===== Selected excerpt =====
Yes. In effect the market grows because it's ultimately fed by energy from the sun. A tradable company can make a pile of valuable timber out of an acorn, some nutrients, some water and some sunshine, and hence its value increases.
Free chocolates for everyone: Please send me 1 chocolate and then send this letter to 5 friends. Everyone gets 5 chocolates just for buying one. Amazing!
Of course if participants take part more than once, and everyone always accepts the deal and honours it, then it could loop around forever, and on average everyone would break even.
US dollars, (which before you argue the point, you can pay taxes with it, you can buy gasoline with it, you can throw it at strippers/whores... unlike bitcoins).
I did a quick Google and found a store selling Thinkpads for BC150. So a bitcoin is *worth* 1/150 of a Thinkpad, at least to one trader.
True, you can't pay taxes with BC. But you can buy dollars with BC, and spend that on taxes. There's not many gas stations accept it (but I bet there's at least one). I'm certain I read somewhere of a brothel that accepted BC. If you really want to you can throw http://www.bitbills.com/ at strippers...
But none of this "you can't do X" is all that relevant. One day Bitcoin didn't exist. A bit later it existed. A bit later some people were accepting it exchange for services. In future, it might become more widespread, or it might die out. It'll be interesting.
"if the price goes up fewer people will have them"
- well yes, that's how every product works, the more it costs, the smaller the market is for it. Think plasma TVs when they just came out and today. The difference is price, and if the gov't sets tariffs for example on plasma TV imports and because of that the TVs become twice as expensive, fewer people will own them. If the prices goes up by a factor of 10, then very few people will buy them.
Perhaps this is a semantic issue of "fewer people will have them" versus "people will have fewer of them".
Practically every American has a cent. Some people have more cents than others. But everyone owns a cent. If the dollar doubled in value, I still think everyone would own a cent.
If you can own a fraction of a bitcoin, there is still a smallest unit that you can have, so basically the same rules apply, except now, obviously they even lose the perceived collector value.
I think the rules break down (as they do for cents) when the divisions are small enough. The smallest division of a BC is a "satoshi". There will eventually be 1.2 * 10^15 of them, enough for every human being on earth to have over 170,000 satoshi each.
As to being general purpose, well, obviously they are not. They have very specific purpose, you need a computer, maybe a computer network to be able to use them.
===== Material shown =====
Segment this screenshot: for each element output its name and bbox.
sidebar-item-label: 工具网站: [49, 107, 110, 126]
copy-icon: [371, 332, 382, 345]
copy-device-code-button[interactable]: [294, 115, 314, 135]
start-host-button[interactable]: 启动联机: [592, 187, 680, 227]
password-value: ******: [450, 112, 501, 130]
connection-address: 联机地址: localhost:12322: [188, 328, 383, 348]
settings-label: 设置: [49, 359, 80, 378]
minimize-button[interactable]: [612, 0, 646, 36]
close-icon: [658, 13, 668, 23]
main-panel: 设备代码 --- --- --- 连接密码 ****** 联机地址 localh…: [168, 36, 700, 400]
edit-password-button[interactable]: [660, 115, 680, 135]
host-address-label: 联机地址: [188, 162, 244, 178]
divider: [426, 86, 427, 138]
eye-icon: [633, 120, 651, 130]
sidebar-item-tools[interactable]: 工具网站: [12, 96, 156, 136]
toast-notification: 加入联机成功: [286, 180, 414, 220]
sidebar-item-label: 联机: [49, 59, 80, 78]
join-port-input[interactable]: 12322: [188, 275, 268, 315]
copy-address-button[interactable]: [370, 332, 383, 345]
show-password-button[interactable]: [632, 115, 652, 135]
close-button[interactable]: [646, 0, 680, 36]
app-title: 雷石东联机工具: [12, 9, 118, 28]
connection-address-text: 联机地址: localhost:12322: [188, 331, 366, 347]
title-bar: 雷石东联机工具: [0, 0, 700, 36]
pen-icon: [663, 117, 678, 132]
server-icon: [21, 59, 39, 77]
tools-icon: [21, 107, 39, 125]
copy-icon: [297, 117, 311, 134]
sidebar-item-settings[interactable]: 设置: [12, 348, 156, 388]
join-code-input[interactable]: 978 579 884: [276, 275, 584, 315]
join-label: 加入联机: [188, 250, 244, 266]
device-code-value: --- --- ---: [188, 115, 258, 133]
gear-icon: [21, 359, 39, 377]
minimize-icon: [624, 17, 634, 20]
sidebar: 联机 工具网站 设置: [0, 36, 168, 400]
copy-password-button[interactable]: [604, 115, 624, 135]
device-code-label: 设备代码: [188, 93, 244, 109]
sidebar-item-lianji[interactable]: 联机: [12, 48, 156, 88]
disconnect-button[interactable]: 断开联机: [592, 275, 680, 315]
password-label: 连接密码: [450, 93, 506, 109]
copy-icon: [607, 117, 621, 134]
=====
Task list »
A - Answer these questions about the Bitcoin discussion:
(i) For what price in bitcoins was a store selling Thinkpads?
(ii) What is the smallest division of a bitcoin called?
(iii) By what is the market ultimately fed, according to the opening reply?
B - Write a continuation of the Bitcoin discussion, picking up after its final sentence.
The listing is separate material, unrelated to the Bitcoin discussion.

Answers provided »
A -
(i) BC150
(ii) A "satoshi"
(iii) Energy from the sun

B -
General purpose within those constraints, in that they're conceived as being equally viable for small transactions like buying a bag of sweets, right through to larger transactions like a load of grocery, a lawnmower, a car, a house. Lots of people carry small networked computers around all the time. I think that offline transactions can work somehow but I don't know the details.
(I do, however, write as someone who hasn't ever owned a Bitcoin, due to not being arsed and not having encountered a situation where one would be useful, yet)
I cannot pay taxes with bitcoins, nor can I use them in my day to day life
"Cannot" and "choose not to" are not the same. There are a handful of businesses who accept BC, and you could choose to use them. I'm told some people pay their rent in BC. If they're happy with that arrangement, then why not? It's not much different from paying your rent with PayPal, as I'm told some people do as well.
Pension funds are supposed to be conservative and heavily regulated, which they are, but to get the returns they need to outrun inflation they have actually ended up just putting their money into unregulated entites - effectively acting as proxies.
How do you make interest on a currency that is that fixed?
The same way you make interest on any currency.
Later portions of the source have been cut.